• **To be done**:
Below are some entries; can you quote all of them exactly?
-------- Material --------
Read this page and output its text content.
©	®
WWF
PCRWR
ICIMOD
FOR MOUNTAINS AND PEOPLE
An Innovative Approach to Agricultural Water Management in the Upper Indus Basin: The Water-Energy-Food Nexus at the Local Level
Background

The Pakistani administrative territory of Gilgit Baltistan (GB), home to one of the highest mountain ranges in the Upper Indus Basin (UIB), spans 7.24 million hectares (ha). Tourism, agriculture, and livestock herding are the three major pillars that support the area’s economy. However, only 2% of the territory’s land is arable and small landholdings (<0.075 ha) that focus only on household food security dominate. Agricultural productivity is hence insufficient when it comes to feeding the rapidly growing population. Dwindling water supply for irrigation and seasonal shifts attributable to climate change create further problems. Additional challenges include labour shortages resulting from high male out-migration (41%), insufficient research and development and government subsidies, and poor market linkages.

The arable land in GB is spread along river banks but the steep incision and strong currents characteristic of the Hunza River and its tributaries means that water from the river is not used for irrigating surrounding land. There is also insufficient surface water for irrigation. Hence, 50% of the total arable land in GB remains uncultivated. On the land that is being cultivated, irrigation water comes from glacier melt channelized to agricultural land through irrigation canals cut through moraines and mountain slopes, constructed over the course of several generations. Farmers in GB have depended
--------
• **Reply to the exercise**:
Read this page and output its text content.
©	®
WWF
PCRWR
ICIMOD
FOR MOUNTAINS AND PEOPLE
An Innovative Approach to Agricultural Water Management in the Upper Indus Basin: The Water-Energy-Food Nexus at the Local Level
Background

The Pakistani administrative territory of Gilgit Baltistan (GB), home to one of the highest mountain ranges in the Upper Indus Basin (UIB), spans 7.24 million hectares (ha). Tourism, agriculture, and livestock herding are the three major pillars that support the area’s economy. However, only 2% of the territory’s land is arable and small landholdings (<0.075 ha) that focus only on household food security dominate. Agricultural productivity is hence insufficient when it comes to feeding the rapidly growing population. Dwindling water supply for irrigation and seasonal shifts attributable to climate change create further problems. Additional challenges include labour shortages resulting from high male out-migration (41%), insufficient research and development and government subsidies, and poor market linkages.

The arable land in GB is spread along river banks but the steep incision and strong currents characteristic of the Hunza River and its tributaries means that water from the river is not used for irrigating surrounding land. There is also insufficient surface water for irrigation. Hence, 50% of the total arable land in GB remains uncultivated. On the land that is being cultivated, irrigation water comes from glacier melt channelized to agricultural land through irrigation canals cut through moraines and mountain slopes, constructed over the course of several generations. Farmers in GB have depended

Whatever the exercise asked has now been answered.